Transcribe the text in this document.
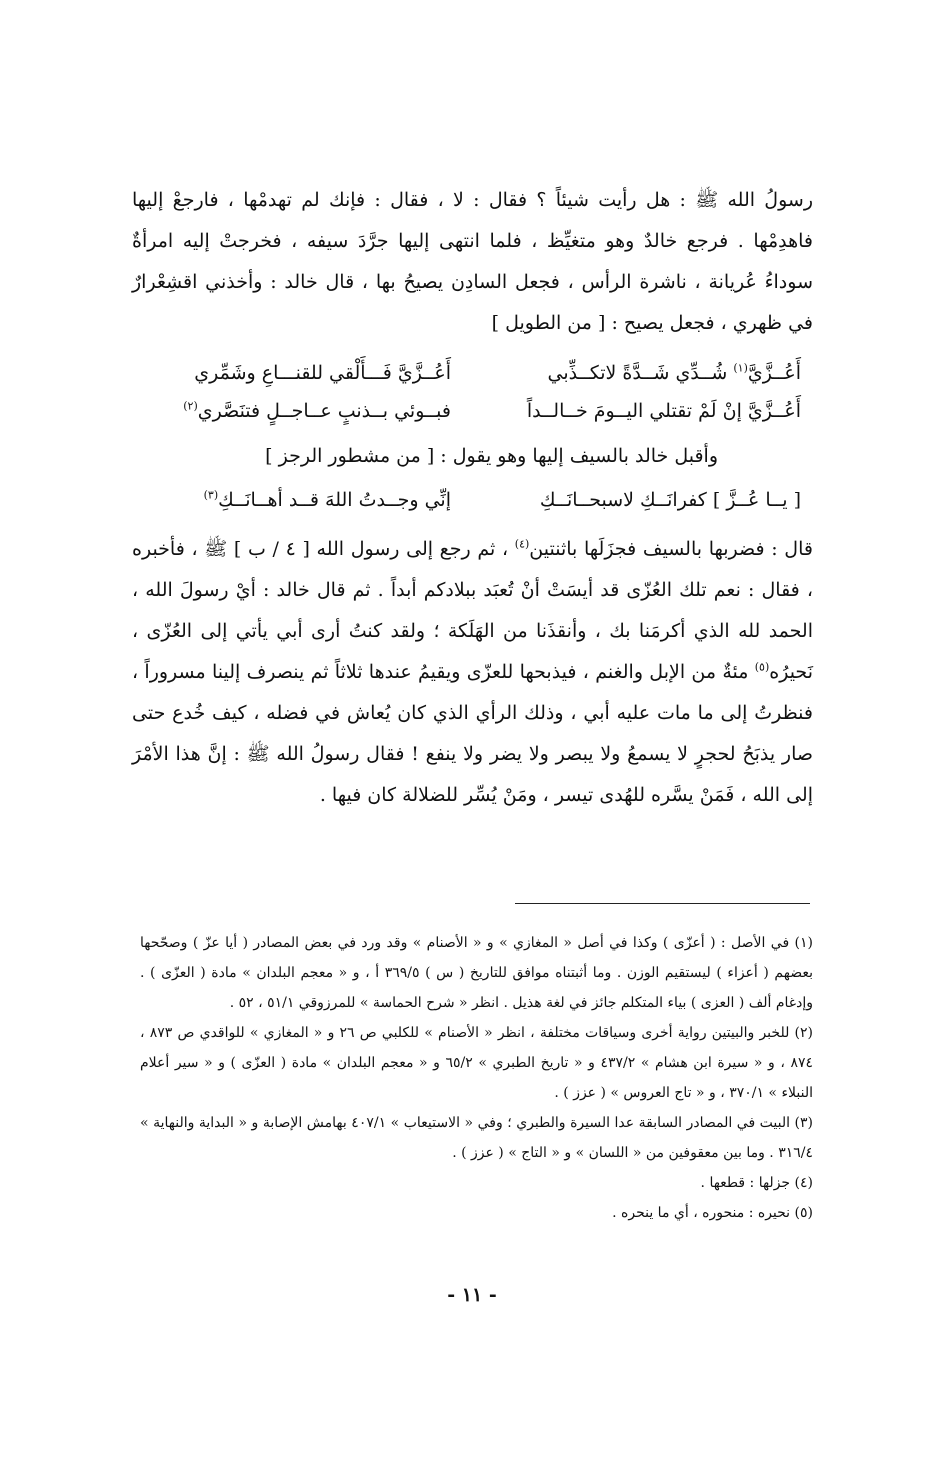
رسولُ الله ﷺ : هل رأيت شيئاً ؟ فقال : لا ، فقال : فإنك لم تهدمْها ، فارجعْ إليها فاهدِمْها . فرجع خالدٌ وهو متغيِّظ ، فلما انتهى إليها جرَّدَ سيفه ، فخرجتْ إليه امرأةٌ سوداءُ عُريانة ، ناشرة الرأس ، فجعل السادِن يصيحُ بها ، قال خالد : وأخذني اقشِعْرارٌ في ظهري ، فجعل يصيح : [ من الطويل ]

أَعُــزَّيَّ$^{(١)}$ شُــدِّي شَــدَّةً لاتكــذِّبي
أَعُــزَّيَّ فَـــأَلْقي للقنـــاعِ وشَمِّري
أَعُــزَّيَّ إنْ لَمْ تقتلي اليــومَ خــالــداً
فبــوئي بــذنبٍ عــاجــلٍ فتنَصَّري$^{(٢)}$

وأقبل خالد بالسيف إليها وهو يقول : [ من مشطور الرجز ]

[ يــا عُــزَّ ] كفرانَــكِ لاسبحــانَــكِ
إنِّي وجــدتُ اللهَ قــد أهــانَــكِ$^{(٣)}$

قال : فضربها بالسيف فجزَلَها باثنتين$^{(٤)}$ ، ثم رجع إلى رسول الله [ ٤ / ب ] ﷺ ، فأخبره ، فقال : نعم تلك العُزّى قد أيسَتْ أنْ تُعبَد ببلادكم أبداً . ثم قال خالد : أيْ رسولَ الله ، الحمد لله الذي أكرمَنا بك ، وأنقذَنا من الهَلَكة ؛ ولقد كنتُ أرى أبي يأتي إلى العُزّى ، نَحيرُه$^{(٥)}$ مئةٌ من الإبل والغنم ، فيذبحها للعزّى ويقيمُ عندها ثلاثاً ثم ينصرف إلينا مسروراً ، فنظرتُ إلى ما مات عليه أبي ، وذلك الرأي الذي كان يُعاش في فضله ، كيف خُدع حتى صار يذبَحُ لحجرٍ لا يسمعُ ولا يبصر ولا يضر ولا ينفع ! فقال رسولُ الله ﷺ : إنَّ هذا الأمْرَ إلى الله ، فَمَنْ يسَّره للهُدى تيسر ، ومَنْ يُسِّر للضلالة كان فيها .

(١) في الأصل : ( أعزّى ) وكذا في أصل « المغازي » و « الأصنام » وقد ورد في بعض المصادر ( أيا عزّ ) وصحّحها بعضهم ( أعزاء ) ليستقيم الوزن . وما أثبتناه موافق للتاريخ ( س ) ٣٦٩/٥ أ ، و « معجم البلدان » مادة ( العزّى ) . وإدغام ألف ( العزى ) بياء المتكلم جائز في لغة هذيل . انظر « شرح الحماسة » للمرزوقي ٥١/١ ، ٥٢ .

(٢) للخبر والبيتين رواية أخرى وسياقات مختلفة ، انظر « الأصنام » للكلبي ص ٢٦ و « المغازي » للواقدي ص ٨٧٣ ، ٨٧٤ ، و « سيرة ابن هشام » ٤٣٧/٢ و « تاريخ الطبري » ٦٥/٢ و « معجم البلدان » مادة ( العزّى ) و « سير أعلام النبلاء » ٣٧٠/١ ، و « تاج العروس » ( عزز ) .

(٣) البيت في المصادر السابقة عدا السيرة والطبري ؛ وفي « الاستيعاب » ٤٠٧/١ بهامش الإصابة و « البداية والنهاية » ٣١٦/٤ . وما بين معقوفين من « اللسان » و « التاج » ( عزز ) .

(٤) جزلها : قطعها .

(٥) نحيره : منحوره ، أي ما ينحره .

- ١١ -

.....

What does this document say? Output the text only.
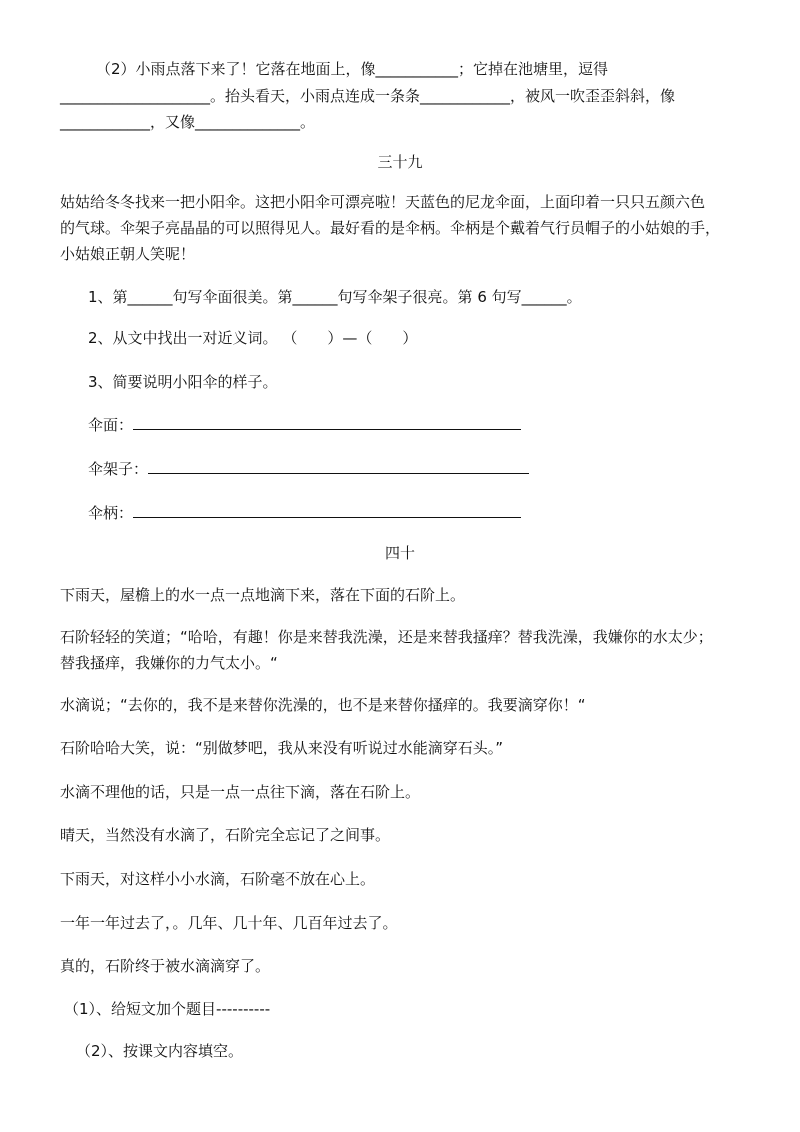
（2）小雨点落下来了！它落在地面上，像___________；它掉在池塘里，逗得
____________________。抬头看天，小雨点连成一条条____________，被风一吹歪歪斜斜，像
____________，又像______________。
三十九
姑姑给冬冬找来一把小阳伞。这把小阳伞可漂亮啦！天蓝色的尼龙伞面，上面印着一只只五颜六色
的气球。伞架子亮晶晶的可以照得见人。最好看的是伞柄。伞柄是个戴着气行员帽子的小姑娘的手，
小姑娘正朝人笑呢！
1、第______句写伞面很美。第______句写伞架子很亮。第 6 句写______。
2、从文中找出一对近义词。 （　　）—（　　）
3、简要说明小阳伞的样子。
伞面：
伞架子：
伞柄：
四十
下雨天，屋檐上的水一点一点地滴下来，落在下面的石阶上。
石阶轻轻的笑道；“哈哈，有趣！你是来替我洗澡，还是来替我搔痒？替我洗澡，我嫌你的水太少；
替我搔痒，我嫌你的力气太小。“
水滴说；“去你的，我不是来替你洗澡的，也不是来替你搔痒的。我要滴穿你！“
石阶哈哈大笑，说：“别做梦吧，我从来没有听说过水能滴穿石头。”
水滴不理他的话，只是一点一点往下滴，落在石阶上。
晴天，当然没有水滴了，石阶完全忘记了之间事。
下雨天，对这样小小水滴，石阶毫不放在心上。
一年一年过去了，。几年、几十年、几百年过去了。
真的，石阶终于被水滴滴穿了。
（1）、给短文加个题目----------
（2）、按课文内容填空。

.....

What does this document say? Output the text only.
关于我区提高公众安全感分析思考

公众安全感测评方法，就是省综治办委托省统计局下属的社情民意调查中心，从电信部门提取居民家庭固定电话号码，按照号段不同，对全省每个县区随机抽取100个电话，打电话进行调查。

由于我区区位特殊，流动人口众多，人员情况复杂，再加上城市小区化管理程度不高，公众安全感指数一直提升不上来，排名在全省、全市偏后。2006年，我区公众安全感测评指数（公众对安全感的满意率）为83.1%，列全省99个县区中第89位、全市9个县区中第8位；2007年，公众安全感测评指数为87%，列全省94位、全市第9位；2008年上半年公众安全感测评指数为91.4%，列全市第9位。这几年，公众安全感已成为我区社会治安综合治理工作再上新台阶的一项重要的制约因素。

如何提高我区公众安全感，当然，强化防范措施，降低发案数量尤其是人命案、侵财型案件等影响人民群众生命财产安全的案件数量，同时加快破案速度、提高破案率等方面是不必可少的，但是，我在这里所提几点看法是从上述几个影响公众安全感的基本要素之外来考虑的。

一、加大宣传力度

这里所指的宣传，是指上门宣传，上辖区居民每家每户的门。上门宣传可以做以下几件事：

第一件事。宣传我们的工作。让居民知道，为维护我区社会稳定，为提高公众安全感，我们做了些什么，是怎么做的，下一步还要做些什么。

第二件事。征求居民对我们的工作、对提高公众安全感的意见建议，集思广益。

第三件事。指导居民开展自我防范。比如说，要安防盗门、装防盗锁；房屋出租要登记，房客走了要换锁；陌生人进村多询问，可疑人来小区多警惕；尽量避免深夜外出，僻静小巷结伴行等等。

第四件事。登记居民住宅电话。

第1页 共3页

.....

▶ **Required work**: Out of the preceding entries, pull every line containing the string "بالسيف".

▶ **Answer to the exercise**:
وأقبل خالد بالسيف إليها وهو يقول : [ من مشطور الرجز ]
قال : فضربها بالسيف فجزَلَها باثنتين$^{(٤)}$ ، ثم رجع إلى رسول الله [ ٤ / ب ] ﷺ ، فأخبره ، فقال : نعم تلك العُزّى قد أيسَتْ أنْ تُعبَد ببلادكم أبداً . ثم قال خالد : أيْ رسولَ الله ، الحمد لله الذي أكرمَنا بك ، وأنقذَنا من الهَلَكة ؛ ولقد كنتُ أرى أبي يأتي إلى العُزّى ، نَحيرُه$^{(٥)}$ مئةٌ من الإبل والغنم ، فيذبحها للعزّى ويقيمُ عندها ثلاثاً ثم ينصرف إلينا مسروراً ، فنظرتُ إلى ما مات عليه أبي ، وذلك الرأي الذي كان يُعاش في فضله ، كيف خُدع حتى صار يذبَحُ لحجرٍ لا يسمعُ ولا يبصر ولا يضر ولا ينفع ! فقال رسولُ الله ﷺ : إنَّ هذا الأمْرَ إلى الله ، فَمَنْ يسَّره للهُدى تيسر ، ومَنْ يُسِّر للضلالة كان فيها .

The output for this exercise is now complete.